### Written instruction
Output the full listing word for word.

### Listed entries
○ ○ ○
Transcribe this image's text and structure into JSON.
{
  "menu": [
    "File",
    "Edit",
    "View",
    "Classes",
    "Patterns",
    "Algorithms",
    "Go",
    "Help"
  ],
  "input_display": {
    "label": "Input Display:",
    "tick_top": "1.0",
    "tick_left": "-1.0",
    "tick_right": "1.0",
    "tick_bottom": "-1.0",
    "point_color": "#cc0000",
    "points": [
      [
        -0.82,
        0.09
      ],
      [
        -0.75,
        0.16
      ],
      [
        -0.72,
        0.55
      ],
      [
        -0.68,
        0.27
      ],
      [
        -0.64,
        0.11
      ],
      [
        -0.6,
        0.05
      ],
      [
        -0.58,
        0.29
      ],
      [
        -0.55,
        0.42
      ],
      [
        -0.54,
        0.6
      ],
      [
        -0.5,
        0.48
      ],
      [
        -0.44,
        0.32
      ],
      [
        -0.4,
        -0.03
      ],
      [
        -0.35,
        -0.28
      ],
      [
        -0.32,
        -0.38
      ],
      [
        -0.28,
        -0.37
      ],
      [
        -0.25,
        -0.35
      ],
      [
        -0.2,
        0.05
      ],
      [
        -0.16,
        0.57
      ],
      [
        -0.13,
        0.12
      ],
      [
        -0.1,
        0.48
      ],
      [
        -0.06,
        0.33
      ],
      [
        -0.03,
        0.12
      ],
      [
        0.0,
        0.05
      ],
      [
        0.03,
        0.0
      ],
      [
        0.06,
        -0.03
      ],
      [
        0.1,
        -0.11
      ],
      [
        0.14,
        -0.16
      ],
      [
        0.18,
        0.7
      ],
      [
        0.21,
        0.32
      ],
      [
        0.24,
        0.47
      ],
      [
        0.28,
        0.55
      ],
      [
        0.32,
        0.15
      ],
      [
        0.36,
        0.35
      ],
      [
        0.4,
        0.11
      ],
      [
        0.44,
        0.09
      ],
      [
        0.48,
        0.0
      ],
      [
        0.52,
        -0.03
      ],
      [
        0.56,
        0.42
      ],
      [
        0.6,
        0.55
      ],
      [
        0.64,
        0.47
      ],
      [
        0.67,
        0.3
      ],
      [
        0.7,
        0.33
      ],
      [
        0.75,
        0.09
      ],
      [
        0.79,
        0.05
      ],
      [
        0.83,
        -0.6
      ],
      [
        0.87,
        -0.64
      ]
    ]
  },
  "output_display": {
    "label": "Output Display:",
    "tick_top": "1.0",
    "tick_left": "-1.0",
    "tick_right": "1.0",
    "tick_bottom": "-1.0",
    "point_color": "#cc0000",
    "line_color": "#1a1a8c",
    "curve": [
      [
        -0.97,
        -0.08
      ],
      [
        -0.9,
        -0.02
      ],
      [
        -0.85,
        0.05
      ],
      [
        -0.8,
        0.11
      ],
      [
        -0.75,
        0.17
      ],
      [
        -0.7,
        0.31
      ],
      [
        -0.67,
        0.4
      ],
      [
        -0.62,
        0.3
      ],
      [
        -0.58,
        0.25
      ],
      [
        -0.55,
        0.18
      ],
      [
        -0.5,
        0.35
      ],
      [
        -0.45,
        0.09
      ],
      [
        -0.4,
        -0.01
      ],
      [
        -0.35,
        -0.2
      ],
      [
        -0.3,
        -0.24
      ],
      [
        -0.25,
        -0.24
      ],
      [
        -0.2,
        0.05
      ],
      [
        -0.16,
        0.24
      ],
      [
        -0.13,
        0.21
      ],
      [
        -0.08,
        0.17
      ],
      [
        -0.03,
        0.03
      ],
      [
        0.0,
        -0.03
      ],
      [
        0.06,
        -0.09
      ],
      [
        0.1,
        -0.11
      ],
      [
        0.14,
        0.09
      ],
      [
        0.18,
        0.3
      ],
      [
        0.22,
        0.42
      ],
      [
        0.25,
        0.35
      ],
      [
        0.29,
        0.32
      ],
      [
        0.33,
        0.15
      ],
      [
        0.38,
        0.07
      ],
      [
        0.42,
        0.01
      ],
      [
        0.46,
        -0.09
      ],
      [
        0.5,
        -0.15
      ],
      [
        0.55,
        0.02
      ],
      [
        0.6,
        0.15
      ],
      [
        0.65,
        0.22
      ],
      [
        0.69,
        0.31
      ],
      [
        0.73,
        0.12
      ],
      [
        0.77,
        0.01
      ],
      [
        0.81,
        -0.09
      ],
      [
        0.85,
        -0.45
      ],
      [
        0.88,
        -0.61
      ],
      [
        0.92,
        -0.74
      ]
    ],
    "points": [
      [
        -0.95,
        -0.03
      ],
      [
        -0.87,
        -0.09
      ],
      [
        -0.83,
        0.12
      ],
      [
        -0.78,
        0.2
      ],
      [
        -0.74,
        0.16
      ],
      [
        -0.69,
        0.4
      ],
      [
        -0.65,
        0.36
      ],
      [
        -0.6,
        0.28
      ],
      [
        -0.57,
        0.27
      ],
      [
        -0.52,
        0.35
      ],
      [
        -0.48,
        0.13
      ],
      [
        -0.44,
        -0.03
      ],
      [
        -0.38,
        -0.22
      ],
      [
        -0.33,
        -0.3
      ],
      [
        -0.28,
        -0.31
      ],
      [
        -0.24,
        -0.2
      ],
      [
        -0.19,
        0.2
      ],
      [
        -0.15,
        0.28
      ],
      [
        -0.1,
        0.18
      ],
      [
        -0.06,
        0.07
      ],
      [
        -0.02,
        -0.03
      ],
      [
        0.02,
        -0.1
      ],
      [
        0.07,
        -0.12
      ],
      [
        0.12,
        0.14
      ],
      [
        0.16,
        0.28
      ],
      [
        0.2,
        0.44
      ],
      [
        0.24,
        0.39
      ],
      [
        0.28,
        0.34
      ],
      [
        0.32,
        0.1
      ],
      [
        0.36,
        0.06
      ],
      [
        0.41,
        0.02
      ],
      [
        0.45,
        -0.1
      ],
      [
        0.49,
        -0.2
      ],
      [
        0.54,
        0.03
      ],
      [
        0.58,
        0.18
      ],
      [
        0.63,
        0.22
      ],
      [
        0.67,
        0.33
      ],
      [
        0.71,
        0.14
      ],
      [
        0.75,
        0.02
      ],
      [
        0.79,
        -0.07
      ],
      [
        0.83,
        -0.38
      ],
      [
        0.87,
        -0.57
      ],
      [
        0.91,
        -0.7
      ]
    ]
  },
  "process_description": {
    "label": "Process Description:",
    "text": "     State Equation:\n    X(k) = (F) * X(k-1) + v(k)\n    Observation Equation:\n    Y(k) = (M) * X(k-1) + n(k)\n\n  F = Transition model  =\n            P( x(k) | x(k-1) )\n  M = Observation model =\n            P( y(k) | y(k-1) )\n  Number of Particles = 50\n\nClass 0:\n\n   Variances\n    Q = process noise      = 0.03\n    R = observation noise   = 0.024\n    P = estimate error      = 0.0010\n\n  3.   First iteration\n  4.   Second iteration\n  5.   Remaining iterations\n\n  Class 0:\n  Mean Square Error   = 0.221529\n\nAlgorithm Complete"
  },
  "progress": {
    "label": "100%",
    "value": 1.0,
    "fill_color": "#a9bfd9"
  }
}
○ ○ ○
### Output of the task
Transcribe this image's text and structure into JSON.
{
  "menu": [
    "File",
    "Edit",
    "View",
    "Classes",
    "Patterns",
    "Algorithms",
    "Go",
    "Help"
  ],
  "input_display": {
    "label": "Input Display:",
    "tick_top": "1.0",
    "tick_left": "-1.0",
    "tick_right": "1.0",
    "tick_bottom": "-1.0",
    "point_color": "#cc0000",
    "points": [
      [
        -0.82,
        0.09
      ],
      [
        -0.75,
        0.16
      ],
      [
        -0.72,
        0.55
      ],
      [
        -0.68,
        0.27
      ],
      [
        -0.64,
        0.11
      ],
      [
        -0.6,
        0.05
      ],
      [
        -0.58,
        0.29
      ],
      [
        -0.55,
        0.42
      ],
      [
        -0.54,
        0.6
      ],
      [
        -0.5,
        0.48
      ],
      [
        -0.44,
        0.32
      ],
      [
        -0.4,
        -0.03
      ],
      [
        -0.35,
        -0.28
      ],
      [
        -0.32,
        -0.38
      ],
      [
        -0.28,
        -0.37
      ],
      [
        -0.25,
        -0.35
      ],
      [
        -0.2,
        0.05
      ],
      [
        -0.16,
        0.57
      ],
      [
        -0.13,
        0.12
      ],
      [
        -0.1,
        0.48
      ],
      [
        -0.06,
        0.33
      ],
      [
        -0.03,
        0.12
      ],
      [
        0.0,
        0.05
      ],
      [
        0.03,
        0.0
      ],
      [
        0.06,
        -0.03
      ],
      [
        0.1,
        -0.11
      ],
      [
        0.14,
        -0.16
      ],
      [
        0.18,
        0.7
      ],
      [
        0.21,
        0.32
      ],
      [
        0.24,
        0.47
      ],
      [
        0.28,
        0.55
      ],
      [
        0.32,
        0.15
      ],
      [
        0.36,
        0.35
      ],
      [
        0.4,
        0.11
      ],
      [
        0.44,
        0.09
      ],
      [
        0.48,
        0.0
      ],
      [
        0.52,
        -0.03
      ],
      [
        0.56,
        0.42
      ],
      [
        0.6,
        0.55
      ],
      [
        0.64,
        0.47
      ],
      [
        0.67,
        0.3
      ],
      [
        0.7,
        0.33
      ],
      [
        0.75,
        0.09
      ],
      [
        0.79,
        0.05
      ],
      [
        0.83,
        -0.6
      ],
      [
        0.87,
        -0.64
      ]
    ]
  },
  "output_display": {
    "label": "Output Display:",
    "tick_top": "1.0",
    "tick_left": "-1.0",
    "tick_right": "1.0",
    "tick_bottom": "-1.0",
    "point_color": "#cc0000",
    "line_color": "#1a1a8c",
    "curve": [
      [
        -0.97,
        -0.08
      ],
      [
        -0.9,
        -0.02
      ],
      [
        -0.85,
        0.05
      ],
      [
        -0.8,
        0.11
      ],
      [
        -0.75,
        0.17
      ],
      [
        -0.7,
        0.31
      ],
      [
        -0.67,
        0.4
      ],
      [
        -0.62,
        0.3
      ],
      [
        -0.58,
        0.25
      ],
      [
        -0.55,
        0.18
      ],
      [
        -0.5,
        0.35
      ],
      [
        -0.45,
        0.09
      ],
      [
        -0.4,
        -0.01
      ],
      [
        -0.35,
        -0.2
      ],
      [
        -0.3,
        -0.24
      ],
      [
        -0.25,
        -0.24
      ],
      [
        -0.2,
        0.05
      ],
      [
        -0.16,
        0.24
      ],
      [
        -0.13,
        0.21
      ],
      [
        -0.08,
        0.17
      ],
      [
        -0.03,
        0.03
      ],
      [
        0.0,
        -0.03
      ],
      [
        0.06,
        -0.09
      ],
      [
        0.1,
        -0.11
      ],
      [
        0.14,
        0.09
      ],
      [
        0.18,
        0.3
      ],
      [
        0.22,
        0.42
      ],
      [
        0.25,
        0.35
      ],
      [
        0.29,
        0.32
      ],
      [
        0.33,
        0.15
      ],
      [
        0.38,
        0.07
      ],
      [
        0.42,
        0.01
      ],
      [
        0.46,
        -0.09
      ],
      [
        0.5,
        -0.15
      ],
      [
        0.55,
        0.02
      ],
      [
        0.6,
        0.15
      ],
      [
        0.65,
        0.22
      ],
      [
        0.69,
        0.31
      ],
      [
        0.73,
        0.12
      ],
      [
        0.77,
        0.01
      ],
      [
        0.81,
        -0.09
      ],
      [
        0.85,
        -0.45
      ],
      [
        0.88,
        -0.61
      ],
      [
        0.92,
        -0.74
      ]
    ],
    "points": [
      [
        -0.95,
        -0.03
      ],
      [
        -0.87,
        -0.09
      ],
      [
        -0.83,
        0.12
      ],
      [
        -0.78,
        0.2
      ],
      [
        -0.74,
        0.16
      ],
      [
        -0.69,
        0.4
      ],
      [
        -0.65,
        0.36
      ],
      [
        -0.6,
        0.28
      ],
      [
        -0.57,
        0.27
      ],
      [
        -0.52,
        0.35
      ],
      [
        -0.48,
        0.13
      ],
      [
        -0.44,
        -0.03
      ],
      [
        -0.38,
        -0.22
      ],
      [
        -0.33,
        -0.3
      ],
      [
        -0.28,
        -0.31
      ],
      [
        -0.24,
        -0.2
      ],
      [
        -0.19,
        0.2
      ],
      [
        -0.15,
        0.28
      ],
      [
        -0.1,
        0.18
      ],
      [
        -0.06,
        0.07
      ],
      [
        -0.02,
        -0.03
      ],
      [
        0.02,
        -0.1
      ],
      [
        0.07,
        -0.12
      ],
      [
        0.12,
        0.14
      ],
      [
        0.16,
        0.28
      ],
      [
        0.2,
        0.44
      ],
      [
        0.24,
        0.39
      ],
      [
        0.28,
        0.34
      ],
      [
        0.32,
        0.1
      ],
      [
        0.36,
        0.06
      ],
      [
        0.41,
        0.02
      ],
      [
        0.45,
        -0.1
      ],
      [
        0.49,
        -0.2
      ],
      [
        0.54,
        0.03
      ],
      [
        0.58,
        0.18
      ],
      [
        0.63,
        0.22
      ],
      [
        0.67,
        0.33
      ],
      [
        0.71,
        0.14
      ],
      [
        0.75,
        0.02
      ],
      [
        0.79,
        -0.07
      ],
      [
        0.83,
        -0.38
      ],
      [
        0.87,
        -0.57
      ],
      [
        0.91,
        -0.7
      ]
    ]
  },
  "process_description": {
    "label": "Process Description:",
    "text": "     State Equation:\n    X(k) = (F) * X(k-1) + v(k)\n    Observation Equation:\n    Y(k) = (M) * X(k-1) + n(k)\n\n  F = Transition model  =\n            P( x(k) | x(k-1) )\n  M = Observation model =\n            P( y(k) | y(k-1) )\n  Number of Particles = 50\n\nClass 0:\n\n   Variances\n    Q = process noise      = 0.03\n    R = observation noise   = 0.024\n    P = estimate error      = 0.0010\n\n  3.   First iteration\n  4.   Second iteration\n  5.   Remaining iterations\n\n  Class 0:\n  Mean Square Error   = 0.221529\n\nAlgorithm Complete"
  },
  "progress": {
    "label": "100%",
    "value": 1.0,
    "fill_color": "#a9bfd9"
  }
}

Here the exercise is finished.